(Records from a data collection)
──────
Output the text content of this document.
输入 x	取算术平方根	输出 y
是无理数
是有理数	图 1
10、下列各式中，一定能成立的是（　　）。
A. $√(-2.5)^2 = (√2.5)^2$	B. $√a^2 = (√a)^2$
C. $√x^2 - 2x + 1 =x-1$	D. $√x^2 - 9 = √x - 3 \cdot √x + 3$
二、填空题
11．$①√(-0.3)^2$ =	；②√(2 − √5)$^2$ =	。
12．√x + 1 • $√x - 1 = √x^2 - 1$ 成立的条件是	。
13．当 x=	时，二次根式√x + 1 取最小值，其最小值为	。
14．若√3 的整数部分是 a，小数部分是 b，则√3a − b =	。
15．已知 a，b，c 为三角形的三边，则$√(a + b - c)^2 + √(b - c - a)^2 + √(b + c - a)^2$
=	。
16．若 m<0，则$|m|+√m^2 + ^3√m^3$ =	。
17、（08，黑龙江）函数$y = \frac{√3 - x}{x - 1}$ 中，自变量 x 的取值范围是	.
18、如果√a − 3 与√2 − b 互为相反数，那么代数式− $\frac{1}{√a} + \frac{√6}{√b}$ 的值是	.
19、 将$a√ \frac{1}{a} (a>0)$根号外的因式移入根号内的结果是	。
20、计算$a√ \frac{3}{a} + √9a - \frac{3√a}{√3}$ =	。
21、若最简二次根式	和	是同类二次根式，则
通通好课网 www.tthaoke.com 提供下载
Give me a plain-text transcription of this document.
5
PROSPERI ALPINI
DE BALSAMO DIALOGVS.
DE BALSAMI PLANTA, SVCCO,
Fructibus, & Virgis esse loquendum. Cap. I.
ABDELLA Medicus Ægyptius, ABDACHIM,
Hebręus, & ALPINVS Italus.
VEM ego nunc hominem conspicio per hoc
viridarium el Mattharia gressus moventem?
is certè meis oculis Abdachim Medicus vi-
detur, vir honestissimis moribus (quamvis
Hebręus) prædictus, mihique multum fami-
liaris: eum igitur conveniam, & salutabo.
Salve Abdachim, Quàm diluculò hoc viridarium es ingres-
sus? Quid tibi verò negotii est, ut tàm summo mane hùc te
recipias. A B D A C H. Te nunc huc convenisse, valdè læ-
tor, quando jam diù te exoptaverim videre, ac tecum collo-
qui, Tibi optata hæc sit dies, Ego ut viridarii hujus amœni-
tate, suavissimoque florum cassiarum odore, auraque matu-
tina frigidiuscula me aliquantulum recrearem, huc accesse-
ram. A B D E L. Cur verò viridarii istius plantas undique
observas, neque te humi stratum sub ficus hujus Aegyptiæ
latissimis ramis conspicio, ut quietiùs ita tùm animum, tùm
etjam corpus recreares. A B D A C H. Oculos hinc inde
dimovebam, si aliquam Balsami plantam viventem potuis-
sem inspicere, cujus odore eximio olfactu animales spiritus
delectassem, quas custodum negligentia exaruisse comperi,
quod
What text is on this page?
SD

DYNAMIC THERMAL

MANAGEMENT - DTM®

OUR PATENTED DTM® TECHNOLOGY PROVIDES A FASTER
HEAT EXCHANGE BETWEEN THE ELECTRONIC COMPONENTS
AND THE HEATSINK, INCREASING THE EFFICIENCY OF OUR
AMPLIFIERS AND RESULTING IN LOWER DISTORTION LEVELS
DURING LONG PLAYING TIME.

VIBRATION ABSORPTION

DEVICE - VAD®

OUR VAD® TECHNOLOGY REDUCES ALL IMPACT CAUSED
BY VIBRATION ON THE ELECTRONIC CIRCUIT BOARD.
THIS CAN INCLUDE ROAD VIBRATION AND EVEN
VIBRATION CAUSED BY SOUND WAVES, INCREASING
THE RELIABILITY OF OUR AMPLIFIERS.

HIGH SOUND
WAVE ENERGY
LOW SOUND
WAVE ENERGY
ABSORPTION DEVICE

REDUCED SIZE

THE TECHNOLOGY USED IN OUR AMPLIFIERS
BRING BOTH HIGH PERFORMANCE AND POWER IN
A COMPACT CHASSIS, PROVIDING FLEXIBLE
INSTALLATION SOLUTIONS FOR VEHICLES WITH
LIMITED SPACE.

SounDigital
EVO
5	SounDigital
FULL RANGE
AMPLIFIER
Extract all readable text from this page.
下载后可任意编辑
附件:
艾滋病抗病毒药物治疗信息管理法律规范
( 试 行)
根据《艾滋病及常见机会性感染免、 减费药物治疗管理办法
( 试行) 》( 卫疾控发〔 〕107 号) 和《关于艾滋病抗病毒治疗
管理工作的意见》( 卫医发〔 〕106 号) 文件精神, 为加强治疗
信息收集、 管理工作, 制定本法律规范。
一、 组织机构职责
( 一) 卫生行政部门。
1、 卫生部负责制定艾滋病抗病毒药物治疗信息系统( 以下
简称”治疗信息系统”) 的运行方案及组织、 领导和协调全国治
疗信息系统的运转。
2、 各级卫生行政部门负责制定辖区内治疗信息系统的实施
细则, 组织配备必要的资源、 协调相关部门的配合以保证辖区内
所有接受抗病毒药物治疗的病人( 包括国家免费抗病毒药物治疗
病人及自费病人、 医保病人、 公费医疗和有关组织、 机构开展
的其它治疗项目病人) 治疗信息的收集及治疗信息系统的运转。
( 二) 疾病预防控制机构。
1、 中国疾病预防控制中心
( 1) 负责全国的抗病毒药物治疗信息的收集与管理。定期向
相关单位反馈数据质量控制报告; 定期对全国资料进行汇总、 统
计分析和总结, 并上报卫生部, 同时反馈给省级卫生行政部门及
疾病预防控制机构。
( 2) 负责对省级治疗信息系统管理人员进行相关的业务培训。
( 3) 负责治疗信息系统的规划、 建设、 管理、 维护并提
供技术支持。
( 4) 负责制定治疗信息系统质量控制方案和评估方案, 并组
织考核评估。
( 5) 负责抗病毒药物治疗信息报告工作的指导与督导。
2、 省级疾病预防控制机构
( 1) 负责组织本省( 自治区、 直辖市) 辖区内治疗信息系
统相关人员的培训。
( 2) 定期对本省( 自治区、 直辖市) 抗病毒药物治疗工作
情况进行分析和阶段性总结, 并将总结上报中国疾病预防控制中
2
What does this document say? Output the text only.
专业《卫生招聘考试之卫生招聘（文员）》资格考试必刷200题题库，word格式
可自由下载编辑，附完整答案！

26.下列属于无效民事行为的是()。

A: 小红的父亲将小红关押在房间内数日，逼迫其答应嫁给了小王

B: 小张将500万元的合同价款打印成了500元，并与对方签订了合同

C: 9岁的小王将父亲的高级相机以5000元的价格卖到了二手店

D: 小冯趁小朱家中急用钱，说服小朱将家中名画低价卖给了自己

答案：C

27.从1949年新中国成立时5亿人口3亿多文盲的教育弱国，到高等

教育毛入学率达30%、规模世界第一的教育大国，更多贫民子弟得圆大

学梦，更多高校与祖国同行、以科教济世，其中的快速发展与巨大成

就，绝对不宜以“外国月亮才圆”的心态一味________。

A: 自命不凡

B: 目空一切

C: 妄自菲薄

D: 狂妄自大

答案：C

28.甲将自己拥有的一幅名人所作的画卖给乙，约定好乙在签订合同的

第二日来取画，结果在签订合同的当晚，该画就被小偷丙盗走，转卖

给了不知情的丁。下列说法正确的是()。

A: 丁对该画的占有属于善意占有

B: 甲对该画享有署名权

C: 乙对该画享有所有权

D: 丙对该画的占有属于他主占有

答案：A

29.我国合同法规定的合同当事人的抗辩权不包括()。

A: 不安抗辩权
──────
Instructions for the task >>
Could you transcribe the records in full, exactly?

Completed exercise >>
Output the text content of this document.
输入 x	取算术平方根	输出 y
是无理数
是有理数	图 1
10、下列各式中，一定能成立的是（　　）。
A. $√(-2.5)^2 = (√2.5)^2$	B. $√a^2 = (√a)^2$
C. $√x^2 - 2x + 1 =x-1$	D. $√x^2 - 9 = √x - 3 \cdot √x + 3$
二、填空题
11．$①√(-0.3)^2$ =	；②√(2 − √5)$^2$ =	。
12．√x + 1 • $√x - 1 = √x^2 - 1$ 成立的条件是	。
13．当 x=	时，二次根式√x + 1 取最小值，其最小值为	。
14．若√3 的整数部分是 a，小数部分是 b，则√3a − b =	。
15．已知 a，b，c 为三角形的三边，则$√(a + b - c)^2 + √(b - c - a)^2 + √(b + c - a)^2$
=	。
16．若 m<0，则$|m|+√m^2 + ^3√m^3$ =	。
17、（08，黑龙江）函数$y = \frac{√3 - x}{x - 1}$ 中，自变量 x 的取值范围是	.
18、如果√a − 3 与√2 − b 互为相反数，那么代数式− $\frac{1}{√a} + \frac{√6}{√b}$ 的值是	.
19、 将$a√ \frac{1}{a} (a>0)$根号外的因式移入根号内的结果是	。
20、计算$a√ \frac{3}{a} + √9a - \frac{3√a}{√3}$ =	。
21、若最简二次根式	和	是同类二次根式，则
通通好课网 www.tthaoke.com 提供下载
Give me a plain-text transcription of this document.
5
PROSPERI ALPINI
DE BALSAMO DIALOGVS.
DE BALSAMI PLANTA, SVCCO,
Fructibus, & Virgis esse loquendum. Cap. I.
ABDELLA Medicus Ægyptius, ABDACHIM,
Hebręus, & ALPINVS Italus.
VEM ego nunc hominem conspicio per hoc
viridarium el Mattharia gressus moventem?
is certè meis oculis Abdachim Medicus vi-
detur, vir honestissimis moribus (quamvis
Hebręus) prædictus, mihique multum fami-
liaris: eum igitur conveniam, & salutabo.
Salve Abdachim, Quàm diluculò hoc viridarium es ingres-
sus? Quid tibi verò negotii est, ut tàm summo mane hùc te
recipias. A B D A C H. Te nunc huc convenisse, valdè læ-
tor, quando jam diù te exoptaverim videre, ac tecum collo-
qui, Tibi optata hæc sit dies, Ego ut viridarii hujus amœni-
tate, suavissimoque florum cassiarum odore, auraque matu-
tina frigidiuscula me aliquantulum recrearem, huc accesse-
ram. A B D E L. Cur verò viridarii istius plantas undique
observas, neque te humi stratum sub ficus hujus Aegyptiæ
latissimis ramis conspicio, ut quietiùs ita tùm animum, tùm
etjam corpus recreares. A B D A C H. Oculos hinc inde
dimovebam, si aliquam Balsami plantam viventem potuis-
sem inspicere, cujus odore eximio olfactu animales spiritus
delectassem, quas custodum negligentia exaruisse comperi,
quod
What text is on this page?
SD

DYNAMIC THERMAL

MANAGEMENT - DTM®

OUR PATENTED DTM® TECHNOLOGY PROVIDES A FASTER
HEAT EXCHANGE BETWEEN THE ELECTRONIC COMPONENTS
AND THE HEATSINK, INCREASING THE EFFICIENCY OF OUR
AMPLIFIERS AND RESULTING IN LOWER DISTORTION LEVELS
DURING LONG PLAYING TIME.

VIBRATION ABSORPTION

DEVICE - VAD®

OUR VAD® TECHNOLOGY REDUCES ALL IMPACT CAUSED
BY VIBRATION ON THE ELECTRONIC CIRCUIT BOARD.
THIS CAN INCLUDE ROAD VIBRATION AND EVEN
VIBRATION CAUSED BY SOUND WAVES, INCREASING
THE RELIABILITY OF OUR AMPLIFIERS.

HIGH SOUND
WAVE ENERGY
LOW SOUND
WAVE ENERGY
ABSORPTION DEVICE

REDUCED SIZE

THE TECHNOLOGY USED IN OUR AMPLIFIERS
BRING BOTH HIGH PERFORMANCE AND POWER IN
A COMPACT CHASSIS, PROVIDING FLEXIBLE
INSTALLATION SOLUTIONS FOR VEHICLES WITH
LIMITED SPACE.

SounDigital
EVO
5	SounDigital
FULL RANGE
AMPLIFIER
Extract all readable text from this page.
下载后可任意编辑
附件:
艾滋病抗病毒药物治疗信息管理法律规范
( 试 行)
根据《艾滋病及常见机会性感染免、 减费药物治疗管理办法
( 试行) 》( 卫疾控发〔 〕107 号) 和《关于艾滋病抗病毒治疗
管理工作的意见》( 卫医发〔 〕106 号) 文件精神, 为加强治疗
信息收集、 管理工作, 制定本法律规范。
一、 组织机构职责
( 一) 卫生行政部门。
1、 卫生部负责制定艾滋病抗病毒药物治疗信息系统( 以下
简称”治疗信息系统”) 的运行方案及组织、 领导和协调全国治
疗信息系统的运转。
2、 各级卫生行政部门负责制定辖区内治疗信息系统的实施
细则, 组织配备必要的资源、 协调相关部门的配合以保证辖区内
所有接受抗病毒药物治疗的病人( 包括国家免费抗病毒药物治疗
病人及自费病人、 医保病人、 公费医疗和有关组织、 机构开展
的其它治疗项目病人) 治疗信息的收集及治疗信息系统的运转。
( 二) 疾病预防控制机构。
1、 中国疾病预防控制中心
( 1) 负责全国的抗病毒药物治疗信息的收集与管理。定期向
相关单位反馈数据质量控制报告; 定期对全国资料进行汇总、 统
计分析和总结, 并上报卫生部, 同时反馈给省级卫生行政部门及
疾病预防控制机构。
( 2) 负责对省级治疗信息系统管理人员进行相关的业务培训。
( 3) 负责治疗信息系统的规划、 建设、 管理、 维护并提
供技术支持。
( 4) 负责制定治疗信息系统质量控制方案和评估方案, 并组
织考核评估。
( 5) 负责抗病毒药物治疗信息报告工作的指导与督导。
2、 省级疾病预防控制机构
( 1) 负责组织本省( 自治区、 直辖市) 辖区内治疗信息系
统相关人员的培训。
( 2) 定期对本省( 自治区、 直辖市) 抗病毒药物治疗工作
情况进行分析和阶段性总结, 并将总结上报中国疾病预防控制中
2
What does this document say? Output the text only.
专业《卫生招聘考试之卫生招聘（文员）》资格考试必刷200题题库，word格式
可自由下载编辑，附完整答案！

26.下列属于无效民事行为的是()。

A: 小红的父亲将小红关押在房间内数日，逼迫其答应嫁给了小王

B: 小张将500万元的合同价款打印成了500元，并与对方签订了合同

C: 9岁的小王将父亲的高级相机以5000元的价格卖到了二手店

D: 小冯趁小朱家中急用钱，说服小朱将家中名画低价卖给了自己

答案：C

27.从1949年新中国成立时5亿人口3亿多文盲的教育弱国，到高等

教育毛入学率达30%、规模世界第一的教育大国，更多贫民子弟得圆大

学梦，更多高校与祖国同行、以科教济世，其中的快速发展与巨大成

就，绝对不宜以“外国月亮才圆”的心态一味________。

A: 自命不凡

B: 目空一切

C: 妄自菲薄

D: 狂妄自大

答案：C

28.甲将自己拥有的一幅名人所作的画卖给乙，约定好乙在签订合同的

第二日来取画，结果在签订合同的当晚，该画就被小偷丙盗走，转卖

给了不知情的丁。下列说法正确的是()。

A: 丁对该画的占有属于善意占有

B: 甲对该画享有署名权

C: 乙对该画享有所有权

D: 丙对该画的占有属于他主占有

答案：A

29.我国合同法规定的合同当事人的抗辩权不包括()。

A: 不安抗辩权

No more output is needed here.